--- START ---

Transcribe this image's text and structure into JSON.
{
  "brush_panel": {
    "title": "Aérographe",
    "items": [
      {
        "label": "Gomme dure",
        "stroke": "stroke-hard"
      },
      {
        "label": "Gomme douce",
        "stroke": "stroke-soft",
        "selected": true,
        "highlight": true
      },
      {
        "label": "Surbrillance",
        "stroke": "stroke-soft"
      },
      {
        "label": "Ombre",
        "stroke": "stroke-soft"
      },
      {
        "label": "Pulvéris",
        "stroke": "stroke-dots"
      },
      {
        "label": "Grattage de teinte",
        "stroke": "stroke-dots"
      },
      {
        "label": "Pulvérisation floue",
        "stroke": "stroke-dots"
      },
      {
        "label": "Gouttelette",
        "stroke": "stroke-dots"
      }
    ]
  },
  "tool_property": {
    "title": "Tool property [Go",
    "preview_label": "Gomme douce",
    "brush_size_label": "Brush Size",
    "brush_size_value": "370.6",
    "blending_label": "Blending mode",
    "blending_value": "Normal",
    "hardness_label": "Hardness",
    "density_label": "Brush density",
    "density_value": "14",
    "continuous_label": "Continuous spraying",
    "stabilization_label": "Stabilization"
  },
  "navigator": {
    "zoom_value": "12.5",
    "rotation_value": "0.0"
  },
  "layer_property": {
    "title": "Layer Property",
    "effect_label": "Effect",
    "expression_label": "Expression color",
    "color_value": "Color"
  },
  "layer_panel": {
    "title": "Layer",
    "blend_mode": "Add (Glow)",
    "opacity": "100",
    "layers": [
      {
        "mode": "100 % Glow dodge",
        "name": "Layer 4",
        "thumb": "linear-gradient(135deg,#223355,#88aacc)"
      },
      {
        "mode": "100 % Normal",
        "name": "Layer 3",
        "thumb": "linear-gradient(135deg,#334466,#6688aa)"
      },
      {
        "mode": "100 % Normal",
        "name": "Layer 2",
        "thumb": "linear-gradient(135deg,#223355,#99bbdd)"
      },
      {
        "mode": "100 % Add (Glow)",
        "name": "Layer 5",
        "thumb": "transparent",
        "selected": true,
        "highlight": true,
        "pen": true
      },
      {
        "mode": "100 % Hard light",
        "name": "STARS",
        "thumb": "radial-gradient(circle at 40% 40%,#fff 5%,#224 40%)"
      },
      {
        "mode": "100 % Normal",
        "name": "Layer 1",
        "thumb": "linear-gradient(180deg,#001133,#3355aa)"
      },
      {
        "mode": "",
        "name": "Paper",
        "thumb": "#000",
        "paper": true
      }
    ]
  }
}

--- END ---

◆ **Task to carry out**: Extract all of the data shown above and repeat it verbatim.

◆ **The output**:
Transcribe this image's text and structure into JSON.
{
  "brush_panel": {
    "title": "Aérographe",
    "items": [
      {
        "label": "Gomme dure",
        "stroke": "stroke-hard"
      },
      {
        "label": "Gomme douce",
        "stroke": "stroke-soft",
        "selected": true,
        "highlight": true
      },
      {
        "label": "Surbrillance",
        "stroke": "stroke-soft"
      },
      {
        "label": "Ombre",
        "stroke": "stroke-soft"
      },
      {
        "label": "Pulvéris",
        "stroke": "stroke-dots"
      },
      {
        "label": "Grattage de teinte",
        "stroke": "stroke-dots"
      },
      {
        "label": "Pulvérisation floue",
        "stroke": "stroke-dots"
      },
      {
        "label": "Gouttelette",
        "stroke": "stroke-dots"
      }
    ]
  },
  "tool_property": {
    "title": "Tool property [Go",
    "preview_label": "Gomme douce",
    "brush_size_label": "Brush Size",
    "brush_size_value": "370.6",
    "blending_label": "Blending mode",
    "blending_value": "Normal",
    "hardness_label": "Hardness",
    "density_label": "Brush density",
    "density_value": "14",
    "continuous_label": "Continuous spraying",
    "stabilization_label": "Stabilization"
  },
  "navigator": {
    "zoom_value": "12.5",
    "rotation_value": "0.0"
  },
  "layer_property": {
    "title": "Layer Property",
    "effect_label": "Effect",
    "expression_label": "Expression color",
    "color_value": "Color"
  },
  "layer_panel": {
    "title": "Layer",
    "blend_mode": "Add (Glow)",
    "opacity": "100",
    "layers": [
      {
        "mode": "100 % Glow dodge",
        "name": "Layer 4",
        "thumb": "linear-gradient(135deg,#223355,#88aacc)"
      },
      {
        "mode": "100 % Normal",
        "name": "Layer 3",
        "thumb": "linear-gradient(135deg,#334466,#6688aa)"
      },
      {
        "mode": "100 % Normal",
        "name": "Layer 2",
        "thumb": "linear-gradient(135deg,#223355,#99bbdd)"
      },
      {
        "mode": "100 % Add (Glow)",
        "name": "Layer 5",
        "thumb": "transparent",
        "selected": true,
        "highlight": true,
        "pen": true
      },
      {
        "mode": "100 % Hard light",
        "name": "STARS",
        "thumb": "radial-gradient(circle at 40% 40%,#fff 5%,#224 40%)"
      },
      {
        "mode": "100 % Normal",
        "name": "Layer 1",
        "thumb": "linear-gradient(180deg,#001133,#3355aa)"
      },
      {
        "mode": "",
        "name": "Paper",
        "thumb": "#000",
        "paper": true
      }
    ]
  }
}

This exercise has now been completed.